### THE REQUEST
Pull out from the material below all lines with "test".

--- START PROVIDED DATA ---

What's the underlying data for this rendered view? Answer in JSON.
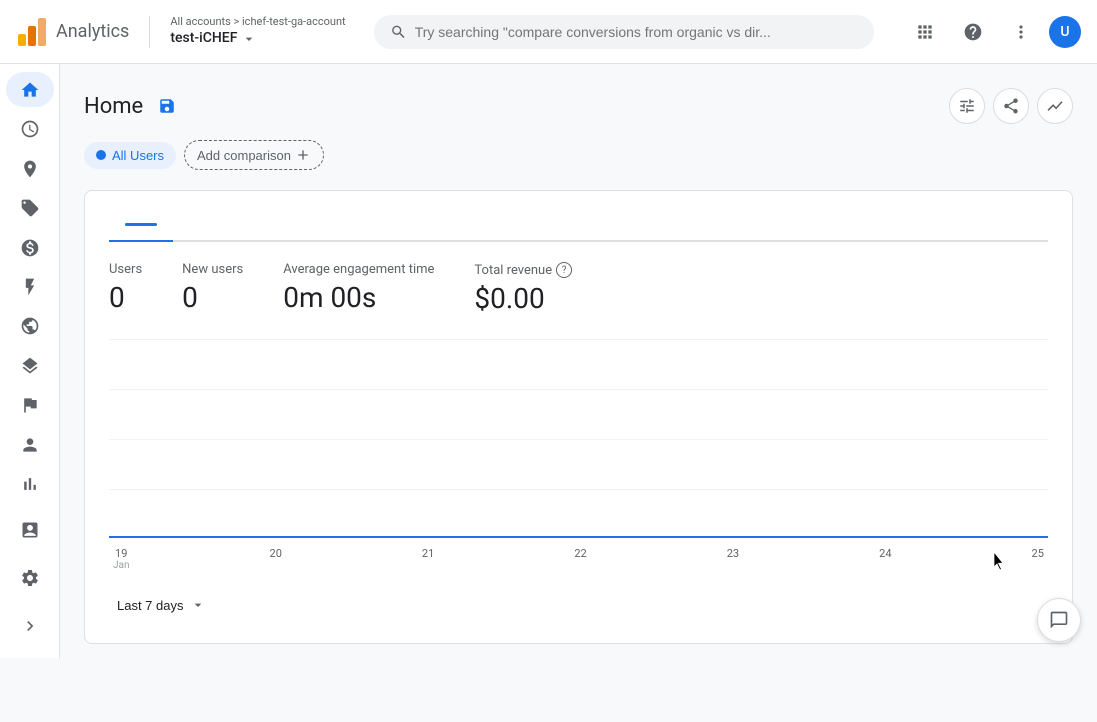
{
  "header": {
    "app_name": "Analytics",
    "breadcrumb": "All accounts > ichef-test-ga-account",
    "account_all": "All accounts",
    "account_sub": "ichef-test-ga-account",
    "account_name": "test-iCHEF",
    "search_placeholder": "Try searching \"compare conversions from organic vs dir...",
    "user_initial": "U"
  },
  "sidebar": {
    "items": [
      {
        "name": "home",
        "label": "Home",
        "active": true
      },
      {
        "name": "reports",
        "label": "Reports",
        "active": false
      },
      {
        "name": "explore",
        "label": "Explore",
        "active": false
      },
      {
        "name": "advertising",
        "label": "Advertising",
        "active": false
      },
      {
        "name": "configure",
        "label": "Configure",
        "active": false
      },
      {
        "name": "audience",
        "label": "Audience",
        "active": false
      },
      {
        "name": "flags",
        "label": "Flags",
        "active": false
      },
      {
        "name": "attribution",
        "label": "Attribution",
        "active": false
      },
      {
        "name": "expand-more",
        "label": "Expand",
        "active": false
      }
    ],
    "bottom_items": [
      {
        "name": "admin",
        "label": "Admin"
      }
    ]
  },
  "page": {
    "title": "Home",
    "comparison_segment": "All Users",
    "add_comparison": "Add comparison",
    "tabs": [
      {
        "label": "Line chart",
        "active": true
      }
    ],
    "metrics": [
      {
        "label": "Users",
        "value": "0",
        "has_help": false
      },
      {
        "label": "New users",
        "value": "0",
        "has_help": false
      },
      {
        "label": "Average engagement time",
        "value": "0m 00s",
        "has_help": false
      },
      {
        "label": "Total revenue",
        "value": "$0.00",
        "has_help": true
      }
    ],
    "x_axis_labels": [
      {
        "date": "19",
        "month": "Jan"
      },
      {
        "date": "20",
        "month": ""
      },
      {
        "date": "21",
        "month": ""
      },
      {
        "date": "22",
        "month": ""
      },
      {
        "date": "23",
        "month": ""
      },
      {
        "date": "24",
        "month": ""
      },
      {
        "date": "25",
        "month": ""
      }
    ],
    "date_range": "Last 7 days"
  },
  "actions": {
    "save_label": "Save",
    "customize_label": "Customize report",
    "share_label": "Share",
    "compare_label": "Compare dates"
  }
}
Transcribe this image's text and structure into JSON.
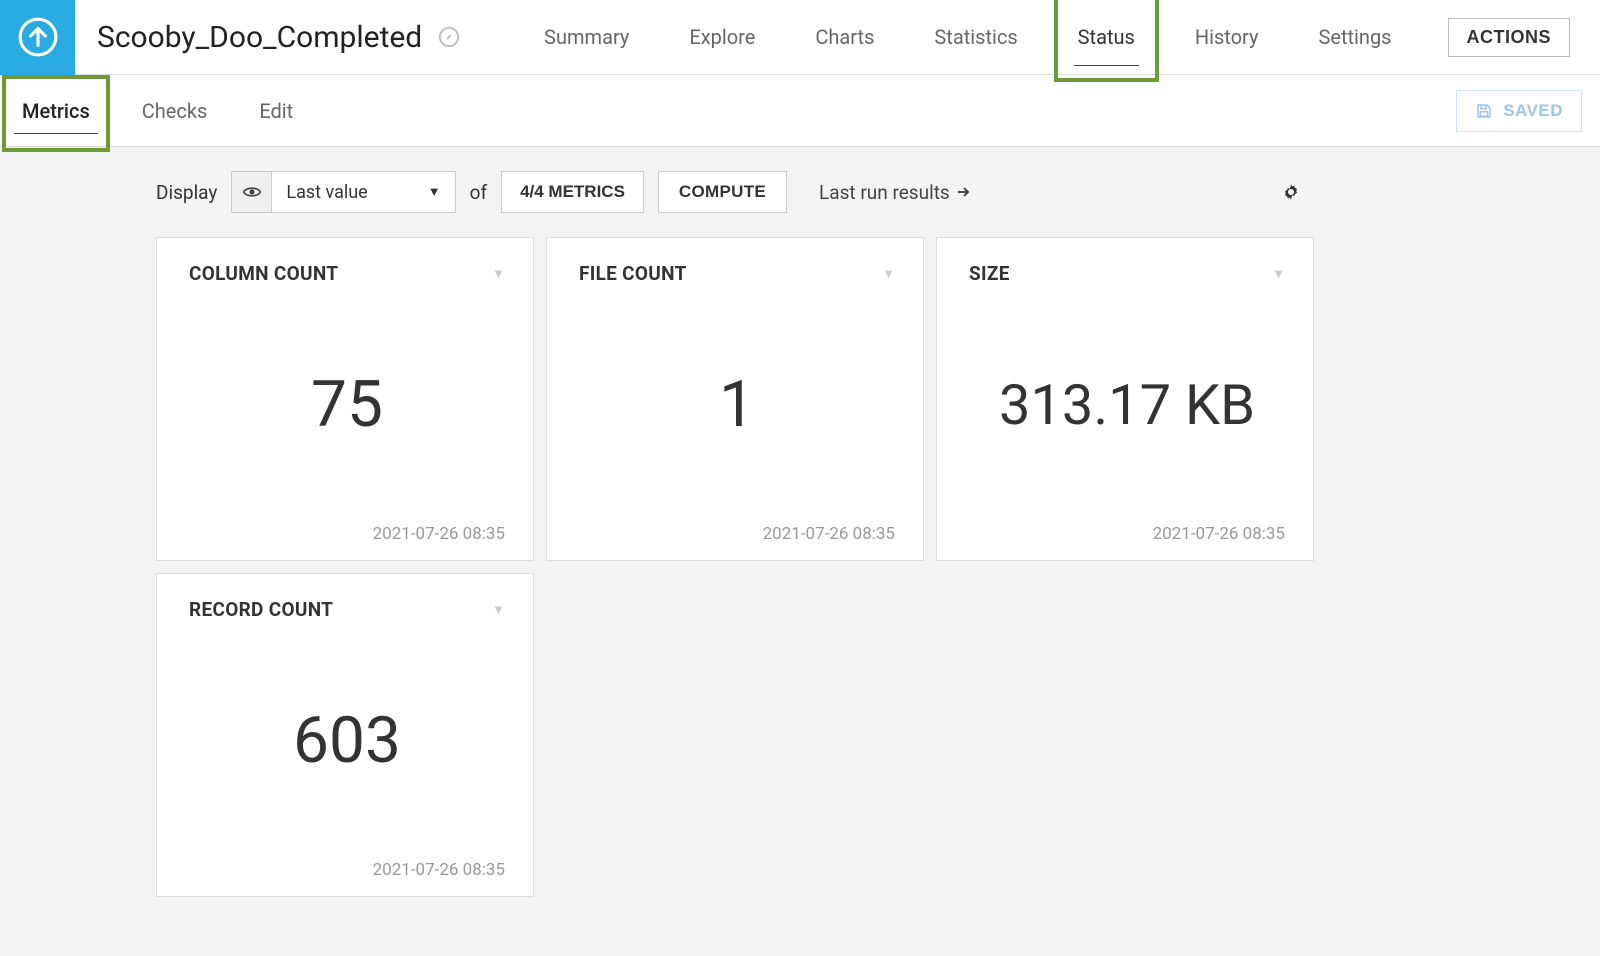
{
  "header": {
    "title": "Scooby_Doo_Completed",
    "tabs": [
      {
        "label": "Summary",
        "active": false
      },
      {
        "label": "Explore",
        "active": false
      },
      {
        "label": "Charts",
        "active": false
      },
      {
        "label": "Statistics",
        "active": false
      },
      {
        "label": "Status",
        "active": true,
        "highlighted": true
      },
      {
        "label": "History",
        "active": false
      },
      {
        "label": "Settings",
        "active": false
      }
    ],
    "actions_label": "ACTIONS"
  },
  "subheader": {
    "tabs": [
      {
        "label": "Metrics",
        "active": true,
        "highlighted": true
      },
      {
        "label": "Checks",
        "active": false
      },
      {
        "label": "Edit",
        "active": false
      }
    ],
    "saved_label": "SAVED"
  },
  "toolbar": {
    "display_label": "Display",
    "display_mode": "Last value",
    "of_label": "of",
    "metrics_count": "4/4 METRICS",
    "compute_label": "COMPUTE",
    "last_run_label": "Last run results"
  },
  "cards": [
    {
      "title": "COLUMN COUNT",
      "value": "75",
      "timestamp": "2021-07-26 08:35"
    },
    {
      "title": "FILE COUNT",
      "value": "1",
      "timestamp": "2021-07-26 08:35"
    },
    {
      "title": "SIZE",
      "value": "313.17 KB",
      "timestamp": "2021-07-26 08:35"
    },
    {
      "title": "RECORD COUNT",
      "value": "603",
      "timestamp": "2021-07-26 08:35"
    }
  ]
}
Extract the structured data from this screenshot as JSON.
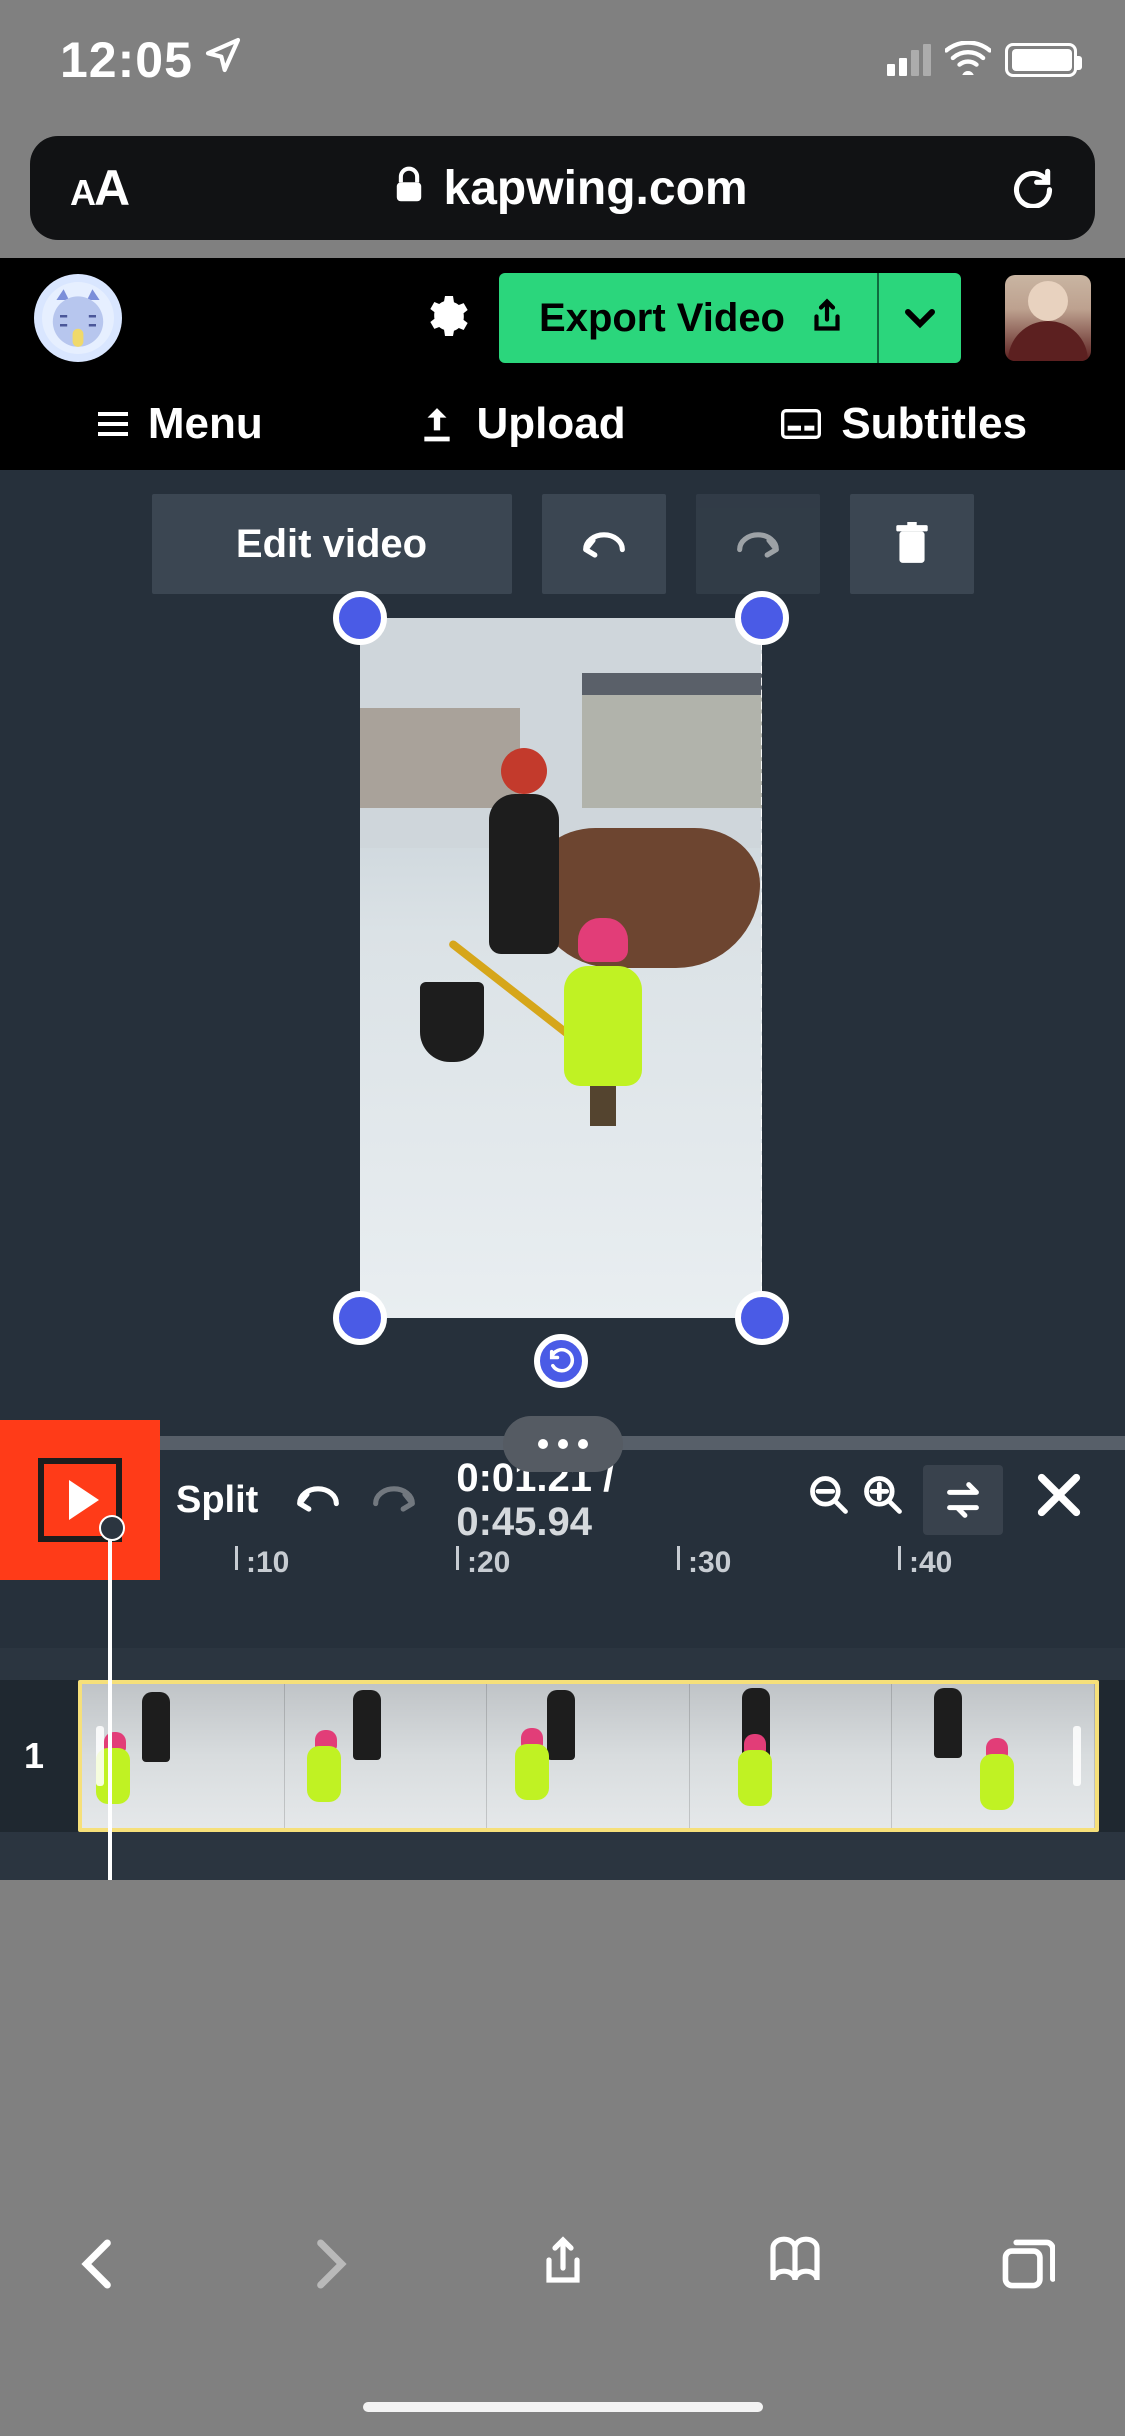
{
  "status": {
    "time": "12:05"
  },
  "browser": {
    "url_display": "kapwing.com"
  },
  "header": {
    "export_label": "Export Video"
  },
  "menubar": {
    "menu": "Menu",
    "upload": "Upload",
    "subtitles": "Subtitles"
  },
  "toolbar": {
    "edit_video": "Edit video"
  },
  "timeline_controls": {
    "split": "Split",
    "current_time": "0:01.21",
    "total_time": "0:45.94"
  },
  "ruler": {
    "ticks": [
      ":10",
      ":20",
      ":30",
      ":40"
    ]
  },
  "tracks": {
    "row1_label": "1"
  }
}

--- END PROVIDED DATA ---

### EXERCISE ANSWER
    "breadcrumb": "All accounts > ichef-test-ga-account",
    "account_sub": "ichef-test-ga-account",
    "account_name": "test-iCHEF",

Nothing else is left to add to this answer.